• PROBLEM DETAILS: From the listing below, extract every line in which the word "zaman" appears.

==== RECORDED INFORMATION ====

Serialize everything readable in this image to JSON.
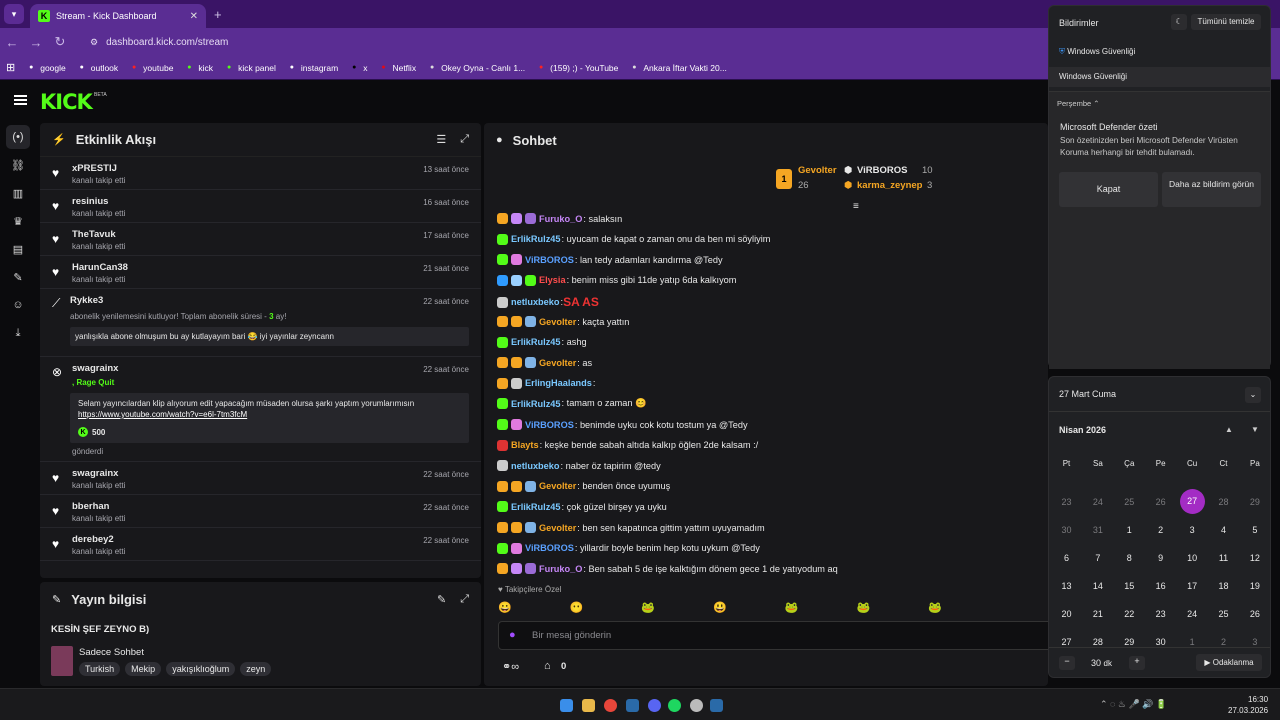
{
  "browser": {
    "tab_title": "Stream - Kick Dashboard",
    "url": "dashboard.kick.com/stream",
    "bookmarks": [
      {
        "label": "google",
        "color": "#fff"
      },
      {
        "label": "outlook",
        "color": "#fff"
      },
      {
        "label": "youtube",
        "color": "#ff2020"
      },
      {
        "label": "kick",
        "color": "#53fc18"
      },
      {
        "label": "kick panel",
        "color": "#53fc18"
      },
      {
        "label": "instagram",
        "color": "#fff"
      },
      {
        "label": "x",
        "color": "#000"
      },
      {
        "label": "Netflix",
        "color": "#e50914"
      },
      {
        "label": "Okey Oyna - Canlı 1...",
        "color": "#ddd"
      },
      {
        "label": "(159) ;) - YouTube",
        "color": "#ff2020"
      },
      {
        "label": "Ankara İftar Vakti 20...",
        "color": "#ddd"
      }
    ]
  },
  "kick": {
    "logo": "KICK",
    "beta": "BETA"
  },
  "activity": {
    "title": "Etkinlik Akışı",
    "items": [
      {
        "name": "xPRESTIJ",
        "sub": "kanalı takip etti",
        "time": "13 saat önce"
      },
      {
        "name": "resinius",
        "sub": "kanalı takip etti",
        "time": "16 saat önce"
      },
      {
        "name": "TheTavuk",
        "sub": "kanalı takip etti",
        "time": "17 saat önce"
      },
      {
        "name": "HarunCan38",
        "sub": "kanalı takip etti",
        "time": "21 saat önce"
      }
    ],
    "sub_event": {
      "name": "Rykke3",
      "line_a": "abonelik yenilemesini kutluyor! Toplam abonelik süresi - ",
      "months": "3",
      "line_b": " ay!",
      "quote": "yanlışıkla abone olmuşum bu ay kutlayayım bari 😂 iyi yayınlar zeyncann",
      "time": "22 saat önce"
    },
    "rage_event": {
      "name": "swagrainx",
      "rage": ", Rage Quit",
      "quote": "Selam yayıncılardan klip alıyorum edit yapacağım müsaden olursa şarkı yaptım yorumlarımısın",
      "link": "https://www.youtube.com/watch?v=e6l-7tm3fcM",
      "kicks": "500",
      "sent": "gönderdi",
      "time": "22 saat önce"
    },
    "items2": [
      {
        "name": "swagrainx",
        "sub": "kanalı takip etti",
        "time": "22 saat önce"
      },
      {
        "name": "bberhan",
        "sub": "kanalı takip etti",
        "time": "22 saat önce"
      },
      {
        "name": "derebey2",
        "sub": "kanalı takip etti",
        "time": "22 saat önce"
      }
    ]
  },
  "stream_info": {
    "title": "Yayın bilgisi",
    "stream_title": "KESİN ŞEF ZEYNO B)",
    "category": "Sadece Sohbet",
    "tags": [
      "Turkish",
      "Mekip",
      "yakışıklıoğlum",
      "zeyn"
    ]
  },
  "chat": {
    "title": "Sohbet",
    "leaders": [
      {
        "rank": "1",
        "name": "Gevolter",
        "count": "26"
      },
      {
        "name": "ViRBOROS",
        "count": "10"
      },
      {
        "name": "karma_zeynep",
        "count": "3"
      }
    ],
    "messages": [
      {
        "user": "Furuko_O",
        "color": "#c586f6",
        "text": ": salaksın",
        "badges": [
          "#f5a623",
          "#c586f6",
          "#9b6bd6"
        ]
      },
      {
        "user": "ErlikRulz45",
        "color": "#7ac8ff",
        "text": ": uyucam de kapat o zaman onu da ben mi söyliyim",
        "badges": [
          "#53fc18"
        ]
      },
      {
        "user": "ViRBOROS",
        "color": "#5aa0ff",
        "text": ": lan tedy adamları kandırma @Tedy",
        "badges": [
          "#53fc18",
          "#e07adf"
        ]
      },
      {
        "user": "Elysia",
        "color": "#ff4d4d",
        "text": ": benim miss gibi 11de yatıp 6da kalkıyom",
        "badges": [
          "#2f9bff",
          "#9ad0ff",
          "#53fc18"
        ]
      },
      {
        "user": "netluxbeko",
        "color": "#7ac8ff",
        "text": ": ",
        "extra": "SA AS",
        "badges": [
          "#ccc"
        ]
      },
      {
        "user": "Gevolter",
        "color": "#f5a623",
        "text": ": kaçta yattın",
        "badges": [
          "#f5a623",
          "#f5a623",
          "#7fb3e6"
        ]
      },
      {
        "user": "ErlikRulz45",
        "color": "#7ac8ff",
        "text": ": ashg",
        "badges": [
          "#53fc18"
        ]
      },
      {
        "user": "Gevolter",
        "color": "#f5a623",
        "text": ": as",
        "badges": [
          "#f5a623",
          "#f5a623",
          "#7fb3e6"
        ]
      },
      {
        "user": "ErlingHaalands",
        "color": "#7ac8ff",
        "text": ": ",
        "badges": [
          "#f5a623",
          "#ccc"
        ]
      },
      {
        "user": "ErlikRulz45",
        "color": "#7ac8ff",
        "text": ": tamam o zaman 😊",
        "badges": [
          "#53fc18"
        ]
      },
      {
        "user": "ViRBOROS",
        "color": "#5aa0ff",
        "text": ": benimde uyku cok kotu tostum ya @Tedy",
        "badges": [
          "#53fc18",
          "#e07adf"
        ]
      },
      {
        "user": "Blayts",
        "color": "#f5a623",
        "text": ": keşke bende sabah altıda kalkıp öğlen 2de kalsam :/",
        "badges": [
          "#d33"
        ]
      },
      {
        "user": "netluxbeko",
        "color": "#7ac8ff",
        "text": ": naber öz tapirim @tedy",
        "badges": [
          "#ccc"
        ]
      },
      {
        "user": "Gevolter",
        "color": "#f5a623",
        "text": ": benden önce uyumuş",
        "badges": [
          "#f5a623",
          "#f5a623",
          "#7fb3e6"
        ]
      },
      {
        "user": "ErlikRulz45",
        "color": "#7ac8ff",
        "text": ": çok güzel birşey ya uyku",
        "badges": [
          "#53fc18"
        ]
      },
      {
        "user": "Gevolter",
        "color": "#f5a623",
        "text": ": ben sen kapatınca gittim yattım uyuyamadım",
        "badges": [
          "#f5a623",
          "#f5a623",
          "#7fb3e6"
        ]
      },
      {
        "user": "ViRBOROS",
        "color": "#5aa0ff",
        "text": ": yillardir boyle benim hep kotu uykum @Tedy",
        "badges": [
          "#53fc18",
          "#e07adf"
        ]
      },
      {
        "user": "Furuko_O",
        "color": "#c586f6",
        "text": ": Ben sabah 5 de işe kalktığım dönem gece 1 de yatıyodum aq",
        "badges": [
          "#f5a623",
          "#c586f6",
          "#9b6bd6"
        ]
      }
    ],
    "followers_label": "Takipçilere Özel",
    "placeholder": "Bir mesaj gönderin",
    "footer_count": "0"
  },
  "notifications": {
    "title": "Bildirimler",
    "clear": "Tümünü temizle",
    "app": "Windows Güvenliği",
    "app2": "Windows Güvenliği",
    "day": "Perşembe",
    "heading": "Microsoft Defender özeti",
    "body": "Son özetinizden beri Microsoft Defender Virüsten Koruma herhangi bir tehdit bulamadı.",
    "close": "Kapat",
    "less": "Daha az bildirim görün"
  },
  "calendar": {
    "date": "27 Mart Cuma",
    "month": "Nisan 2026",
    "days": [
      "Pt",
      "Sa",
      "Ça",
      "Pe",
      "Cu",
      "Ct",
      "Pa"
    ],
    "weeks": [
      [
        "23",
        "24",
        "25",
        "26",
        "27",
        "28",
        "29"
      ],
      [
        "30",
        "31",
        "1",
        "2",
        "3",
        "4",
        "5"
      ],
      [
        "6",
        "7",
        "8",
        "9",
        "10",
        "11",
        "12"
      ],
      [
        "13",
        "14",
        "15",
        "16",
        "17",
        "18",
        "19"
      ],
      [
        "20",
        "21",
        "22",
        "23",
        "24",
        "25",
        "26"
      ],
      [
        "27",
        "28",
        "29",
        "30",
        "1",
        "2",
        "3"
      ]
    ],
    "focus_minutes": "30",
    "focus_unit": "dk",
    "focus_label": "Odaklanma"
  },
  "taskbar": {
    "time": "16:30",
    "date": "27.03.2026"
  }
}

====

• ANSWER TO THE PROBLEM:
        "text": ": uyucam de kapat o zaman onu da ben mi söyliyim",
        "text": ": tamam o zaman 😊",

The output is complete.